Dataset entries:

━━━━━━━━━━

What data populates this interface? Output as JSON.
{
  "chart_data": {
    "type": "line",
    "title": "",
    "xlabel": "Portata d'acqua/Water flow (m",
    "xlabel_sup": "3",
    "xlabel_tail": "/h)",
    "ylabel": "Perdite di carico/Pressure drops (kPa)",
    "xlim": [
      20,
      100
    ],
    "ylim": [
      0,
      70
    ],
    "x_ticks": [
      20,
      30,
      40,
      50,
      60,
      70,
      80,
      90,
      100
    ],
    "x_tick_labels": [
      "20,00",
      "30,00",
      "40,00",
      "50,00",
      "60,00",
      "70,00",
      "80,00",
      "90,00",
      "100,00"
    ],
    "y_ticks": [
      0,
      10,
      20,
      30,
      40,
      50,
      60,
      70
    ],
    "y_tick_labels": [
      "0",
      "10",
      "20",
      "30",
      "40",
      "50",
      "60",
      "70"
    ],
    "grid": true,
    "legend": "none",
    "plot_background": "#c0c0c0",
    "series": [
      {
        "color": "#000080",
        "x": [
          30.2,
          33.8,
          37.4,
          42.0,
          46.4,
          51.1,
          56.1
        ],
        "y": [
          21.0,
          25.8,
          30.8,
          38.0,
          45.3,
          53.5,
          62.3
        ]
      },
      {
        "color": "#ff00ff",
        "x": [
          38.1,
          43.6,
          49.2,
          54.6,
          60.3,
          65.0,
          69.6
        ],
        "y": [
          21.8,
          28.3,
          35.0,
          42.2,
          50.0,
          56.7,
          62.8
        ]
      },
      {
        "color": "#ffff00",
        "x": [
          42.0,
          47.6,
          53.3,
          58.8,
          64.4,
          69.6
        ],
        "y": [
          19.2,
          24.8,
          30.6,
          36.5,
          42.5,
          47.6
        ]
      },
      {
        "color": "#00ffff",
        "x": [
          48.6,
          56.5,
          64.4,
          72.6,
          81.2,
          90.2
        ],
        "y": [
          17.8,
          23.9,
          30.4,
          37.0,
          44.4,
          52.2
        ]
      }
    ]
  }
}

━━━━━━━━━━

• Aim: Using the data above, return each line exactly as written.

• Answer to the problem:
What data populates this interface? Output as JSON.
{
  "chart_data": {
    "type": "line",
    "title": "",
    "xlabel": "Portata d'acqua/Water flow (m",
    "xlabel_sup": "3",
    "xlabel_tail": "/h)",
    "ylabel": "Perdite di carico/Pressure drops (kPa)",
    "xlim": [
      20,
      100
    ],
    "ylim": [
      0,
      70
    ],
    "x_ticks": [
      20,
      30,
      40,
      50,
      60,
      70,
      80,
      90,
      100
    ],
    "x_tick_labels": [
      "20,00",
      "30,00",
      "40,00",
      "50,00",
      "60,00",
      "70,00",
      "80,00",
      "90,00",
      "100,00"
    ],
    "y_ticks": [
      0,
      10,
      20,
      30,
      40,
      50,
      60,
      70
    ],
    "y_tick_labels": [
      "0",
      "10",
      "20",
      "30",
      "40",
      "50",
      "60",
      "70"
    ],
    "grid": true,
    "legend": "none",
    "plot_background": "#c0c0c0",
    "series": [
      {
        "color": "#000080",
        "x": [
          30.2,
          33.8,
          37.4,
          42.0,
          46.4,
          51.1,
          56.1
        ],
        "y": [
          21.0,
          25.8,
          30.8,
          38.0,
          45.3,
          53.5,
          62.3
        ]
      },
      {
        "color": "#ff00ff",
        "x": [
          38.1,
          43.6,
          49.2,
          54.6,
          60.3,
          65.0,
          69.6
        ],
        "y": [
          21.8,
          28.3,
          35.0,
          42.2,
          50.0,
          56.7,
          62.8
        ]
      },
      {
        "color": "#ffff00",
        "x": [
          42.0,
          47.6,
          53.3,
          58.8,
          64.4,
          69.6
        ],
        "y": [
          19.2,
          24.8,
          30.6,
          36.5,
          42.5,
          47.6
        ]
      },
      {
        "color": "#00ffff",
        "x": [
          48.6,
          56.5,
          64.4,
          72.6,
          81.2,
          90.2
        ],
        "y": [
          17.8,
          23.9,
          30.4,
          37.0,
          44.4,
          52.2
        ]
      }
    ]
  }
}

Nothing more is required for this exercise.